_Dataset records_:
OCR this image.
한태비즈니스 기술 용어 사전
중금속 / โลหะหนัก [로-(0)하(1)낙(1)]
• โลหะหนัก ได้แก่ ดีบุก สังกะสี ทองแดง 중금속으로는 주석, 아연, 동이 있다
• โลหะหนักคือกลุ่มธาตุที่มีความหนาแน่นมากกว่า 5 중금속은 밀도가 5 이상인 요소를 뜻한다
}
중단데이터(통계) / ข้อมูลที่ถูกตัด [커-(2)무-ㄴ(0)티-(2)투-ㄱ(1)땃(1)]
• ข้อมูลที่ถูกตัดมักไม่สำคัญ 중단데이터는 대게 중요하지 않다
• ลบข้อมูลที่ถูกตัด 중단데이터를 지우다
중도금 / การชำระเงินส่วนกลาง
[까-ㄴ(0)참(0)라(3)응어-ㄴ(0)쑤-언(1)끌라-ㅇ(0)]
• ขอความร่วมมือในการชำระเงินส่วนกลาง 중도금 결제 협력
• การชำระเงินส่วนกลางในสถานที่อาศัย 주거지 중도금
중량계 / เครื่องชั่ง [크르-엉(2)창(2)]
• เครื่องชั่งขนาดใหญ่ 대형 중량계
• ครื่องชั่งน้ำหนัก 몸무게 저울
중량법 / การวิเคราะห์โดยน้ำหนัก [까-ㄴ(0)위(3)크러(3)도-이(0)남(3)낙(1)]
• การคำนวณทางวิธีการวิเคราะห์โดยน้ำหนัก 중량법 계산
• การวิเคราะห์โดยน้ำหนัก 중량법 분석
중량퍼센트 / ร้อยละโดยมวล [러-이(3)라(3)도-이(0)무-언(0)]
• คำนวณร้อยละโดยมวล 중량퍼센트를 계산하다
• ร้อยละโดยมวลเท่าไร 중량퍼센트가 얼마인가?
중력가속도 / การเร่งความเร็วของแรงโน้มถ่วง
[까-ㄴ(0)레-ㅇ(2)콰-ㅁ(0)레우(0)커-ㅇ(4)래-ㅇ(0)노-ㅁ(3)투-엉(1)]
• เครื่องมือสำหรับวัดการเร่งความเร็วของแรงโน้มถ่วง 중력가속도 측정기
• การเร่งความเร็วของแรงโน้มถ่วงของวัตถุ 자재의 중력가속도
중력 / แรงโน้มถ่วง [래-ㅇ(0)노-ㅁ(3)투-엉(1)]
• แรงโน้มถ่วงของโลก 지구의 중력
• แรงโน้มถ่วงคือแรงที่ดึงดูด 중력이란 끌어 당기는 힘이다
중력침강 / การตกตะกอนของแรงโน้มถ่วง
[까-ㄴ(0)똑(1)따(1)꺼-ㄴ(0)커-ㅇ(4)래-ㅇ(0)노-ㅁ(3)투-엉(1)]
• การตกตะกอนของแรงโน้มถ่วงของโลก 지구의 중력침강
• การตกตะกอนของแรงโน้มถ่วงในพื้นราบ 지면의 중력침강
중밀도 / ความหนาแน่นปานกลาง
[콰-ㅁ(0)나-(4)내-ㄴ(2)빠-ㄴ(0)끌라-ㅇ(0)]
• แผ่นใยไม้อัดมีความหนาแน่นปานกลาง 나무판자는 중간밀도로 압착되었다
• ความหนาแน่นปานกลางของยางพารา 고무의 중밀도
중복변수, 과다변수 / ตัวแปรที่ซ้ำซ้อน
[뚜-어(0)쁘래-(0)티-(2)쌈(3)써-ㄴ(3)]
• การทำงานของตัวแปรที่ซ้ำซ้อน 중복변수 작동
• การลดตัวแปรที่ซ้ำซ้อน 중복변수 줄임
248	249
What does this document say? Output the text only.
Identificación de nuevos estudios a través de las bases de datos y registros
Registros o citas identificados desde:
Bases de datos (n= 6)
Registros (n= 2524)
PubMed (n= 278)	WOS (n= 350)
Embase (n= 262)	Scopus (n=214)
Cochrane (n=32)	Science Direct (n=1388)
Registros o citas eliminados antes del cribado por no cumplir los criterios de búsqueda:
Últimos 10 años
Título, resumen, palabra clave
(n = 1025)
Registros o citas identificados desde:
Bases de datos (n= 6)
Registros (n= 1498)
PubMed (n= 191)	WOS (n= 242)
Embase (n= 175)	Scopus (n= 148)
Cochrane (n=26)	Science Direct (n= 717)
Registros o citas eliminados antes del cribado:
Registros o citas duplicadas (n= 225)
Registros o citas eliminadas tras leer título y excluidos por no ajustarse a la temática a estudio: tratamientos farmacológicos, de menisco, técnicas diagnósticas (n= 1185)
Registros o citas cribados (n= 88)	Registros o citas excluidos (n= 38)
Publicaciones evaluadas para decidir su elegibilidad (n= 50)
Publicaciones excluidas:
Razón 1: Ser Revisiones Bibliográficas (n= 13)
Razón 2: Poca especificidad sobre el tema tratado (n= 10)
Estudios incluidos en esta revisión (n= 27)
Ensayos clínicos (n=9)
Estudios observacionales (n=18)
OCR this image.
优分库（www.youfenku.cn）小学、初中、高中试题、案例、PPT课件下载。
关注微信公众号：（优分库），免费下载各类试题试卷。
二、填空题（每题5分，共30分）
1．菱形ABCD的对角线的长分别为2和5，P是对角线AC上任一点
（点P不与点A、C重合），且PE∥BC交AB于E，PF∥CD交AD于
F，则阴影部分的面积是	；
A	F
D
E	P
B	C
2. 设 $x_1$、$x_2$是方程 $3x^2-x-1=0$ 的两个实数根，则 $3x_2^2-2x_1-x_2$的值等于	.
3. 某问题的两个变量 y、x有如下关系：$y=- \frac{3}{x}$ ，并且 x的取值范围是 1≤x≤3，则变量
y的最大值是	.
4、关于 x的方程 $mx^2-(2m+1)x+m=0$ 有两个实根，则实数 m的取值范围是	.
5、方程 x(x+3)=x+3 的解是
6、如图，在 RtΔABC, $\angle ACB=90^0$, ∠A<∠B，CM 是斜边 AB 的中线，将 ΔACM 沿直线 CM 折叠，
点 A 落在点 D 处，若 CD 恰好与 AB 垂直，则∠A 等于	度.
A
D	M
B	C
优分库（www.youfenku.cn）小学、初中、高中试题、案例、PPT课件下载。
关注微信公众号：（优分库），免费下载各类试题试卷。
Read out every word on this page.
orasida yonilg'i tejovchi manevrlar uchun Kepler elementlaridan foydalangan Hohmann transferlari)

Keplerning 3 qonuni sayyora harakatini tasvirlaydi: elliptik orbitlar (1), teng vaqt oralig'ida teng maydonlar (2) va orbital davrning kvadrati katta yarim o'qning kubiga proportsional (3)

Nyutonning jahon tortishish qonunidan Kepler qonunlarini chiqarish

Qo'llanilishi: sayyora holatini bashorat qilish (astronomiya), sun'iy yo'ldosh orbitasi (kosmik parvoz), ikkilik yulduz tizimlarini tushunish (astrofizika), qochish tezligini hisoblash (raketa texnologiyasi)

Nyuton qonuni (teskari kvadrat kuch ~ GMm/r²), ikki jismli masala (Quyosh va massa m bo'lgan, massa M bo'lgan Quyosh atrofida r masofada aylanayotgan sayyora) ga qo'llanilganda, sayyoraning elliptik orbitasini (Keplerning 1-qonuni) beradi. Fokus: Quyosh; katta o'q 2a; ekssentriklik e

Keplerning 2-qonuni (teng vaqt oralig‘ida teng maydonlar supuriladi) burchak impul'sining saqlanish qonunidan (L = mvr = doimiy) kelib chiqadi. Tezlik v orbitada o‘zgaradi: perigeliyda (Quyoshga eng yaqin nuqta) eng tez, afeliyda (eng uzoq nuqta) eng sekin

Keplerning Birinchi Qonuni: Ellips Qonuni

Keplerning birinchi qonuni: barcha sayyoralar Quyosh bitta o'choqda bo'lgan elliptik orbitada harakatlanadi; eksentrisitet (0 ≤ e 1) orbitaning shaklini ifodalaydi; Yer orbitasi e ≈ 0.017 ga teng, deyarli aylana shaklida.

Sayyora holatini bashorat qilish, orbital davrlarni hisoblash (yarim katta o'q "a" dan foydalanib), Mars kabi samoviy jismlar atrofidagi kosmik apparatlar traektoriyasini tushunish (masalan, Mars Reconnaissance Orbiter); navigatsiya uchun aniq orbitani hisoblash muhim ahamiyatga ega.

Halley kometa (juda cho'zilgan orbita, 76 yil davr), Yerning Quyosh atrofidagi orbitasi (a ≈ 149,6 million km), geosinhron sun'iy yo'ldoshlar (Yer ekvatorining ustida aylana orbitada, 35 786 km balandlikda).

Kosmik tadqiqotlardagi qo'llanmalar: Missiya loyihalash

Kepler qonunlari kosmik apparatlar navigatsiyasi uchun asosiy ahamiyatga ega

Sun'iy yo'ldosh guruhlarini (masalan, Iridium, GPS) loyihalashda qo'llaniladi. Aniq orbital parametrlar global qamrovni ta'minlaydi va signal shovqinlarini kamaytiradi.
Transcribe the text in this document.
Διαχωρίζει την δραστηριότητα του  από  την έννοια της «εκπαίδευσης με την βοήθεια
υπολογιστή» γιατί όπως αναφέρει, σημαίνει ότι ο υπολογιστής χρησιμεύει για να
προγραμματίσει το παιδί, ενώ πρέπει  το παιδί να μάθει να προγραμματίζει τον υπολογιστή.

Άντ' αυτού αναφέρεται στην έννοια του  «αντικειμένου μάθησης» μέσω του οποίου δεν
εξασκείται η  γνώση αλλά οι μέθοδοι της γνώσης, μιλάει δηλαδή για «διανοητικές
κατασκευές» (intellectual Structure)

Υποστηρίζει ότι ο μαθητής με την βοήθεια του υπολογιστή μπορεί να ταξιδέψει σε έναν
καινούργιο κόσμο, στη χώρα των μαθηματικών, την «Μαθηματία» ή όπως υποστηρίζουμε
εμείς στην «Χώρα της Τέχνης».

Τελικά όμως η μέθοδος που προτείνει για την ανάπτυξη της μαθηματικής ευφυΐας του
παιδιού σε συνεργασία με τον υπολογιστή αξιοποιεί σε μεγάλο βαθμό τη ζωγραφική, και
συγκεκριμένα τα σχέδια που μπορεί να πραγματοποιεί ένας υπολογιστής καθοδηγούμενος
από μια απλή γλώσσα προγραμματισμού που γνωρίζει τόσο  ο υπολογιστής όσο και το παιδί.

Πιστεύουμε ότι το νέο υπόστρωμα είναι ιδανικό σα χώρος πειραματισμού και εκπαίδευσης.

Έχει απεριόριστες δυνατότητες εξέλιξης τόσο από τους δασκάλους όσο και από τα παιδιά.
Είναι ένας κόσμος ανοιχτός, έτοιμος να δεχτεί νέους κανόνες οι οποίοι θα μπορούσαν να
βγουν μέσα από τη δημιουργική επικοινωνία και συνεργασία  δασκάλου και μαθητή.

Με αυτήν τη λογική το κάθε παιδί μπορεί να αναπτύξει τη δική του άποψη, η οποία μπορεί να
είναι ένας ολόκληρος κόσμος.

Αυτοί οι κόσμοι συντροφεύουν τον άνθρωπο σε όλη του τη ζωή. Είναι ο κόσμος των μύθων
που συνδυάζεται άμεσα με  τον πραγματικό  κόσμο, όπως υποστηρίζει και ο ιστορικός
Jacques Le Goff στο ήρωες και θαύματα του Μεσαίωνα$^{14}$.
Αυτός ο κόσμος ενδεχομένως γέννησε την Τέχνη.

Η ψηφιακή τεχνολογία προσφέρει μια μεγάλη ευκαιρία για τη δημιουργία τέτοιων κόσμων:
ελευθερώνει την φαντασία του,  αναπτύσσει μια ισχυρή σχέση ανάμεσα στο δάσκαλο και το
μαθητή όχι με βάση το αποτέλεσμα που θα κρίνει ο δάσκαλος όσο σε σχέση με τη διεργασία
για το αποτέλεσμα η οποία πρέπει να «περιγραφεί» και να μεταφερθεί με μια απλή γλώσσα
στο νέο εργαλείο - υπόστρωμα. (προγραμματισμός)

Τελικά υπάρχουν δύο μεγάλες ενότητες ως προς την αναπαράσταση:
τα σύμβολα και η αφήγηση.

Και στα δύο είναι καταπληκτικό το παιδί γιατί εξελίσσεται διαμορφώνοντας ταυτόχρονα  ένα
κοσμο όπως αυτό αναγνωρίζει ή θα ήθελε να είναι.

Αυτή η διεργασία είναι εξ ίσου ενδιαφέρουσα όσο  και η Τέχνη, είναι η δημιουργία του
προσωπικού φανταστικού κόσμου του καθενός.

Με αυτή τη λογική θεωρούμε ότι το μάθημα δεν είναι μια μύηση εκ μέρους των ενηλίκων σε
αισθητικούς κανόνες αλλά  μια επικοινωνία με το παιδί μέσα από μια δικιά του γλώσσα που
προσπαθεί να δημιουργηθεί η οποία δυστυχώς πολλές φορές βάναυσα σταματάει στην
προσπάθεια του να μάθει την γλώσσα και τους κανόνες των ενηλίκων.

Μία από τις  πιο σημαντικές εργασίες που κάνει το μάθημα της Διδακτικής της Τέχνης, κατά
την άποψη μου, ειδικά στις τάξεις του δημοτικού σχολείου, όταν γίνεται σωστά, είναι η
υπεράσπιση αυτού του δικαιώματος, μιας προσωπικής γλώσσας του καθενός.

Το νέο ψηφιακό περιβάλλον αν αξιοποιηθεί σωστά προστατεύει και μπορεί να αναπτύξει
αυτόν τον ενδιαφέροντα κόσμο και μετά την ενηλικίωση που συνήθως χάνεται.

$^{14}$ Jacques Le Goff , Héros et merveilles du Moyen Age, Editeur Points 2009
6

_SET TASK_: Above is a listing; report how many of its lines include the word "วของแรงโน", giving the number only.

_SOLVED EXERCISE_: 3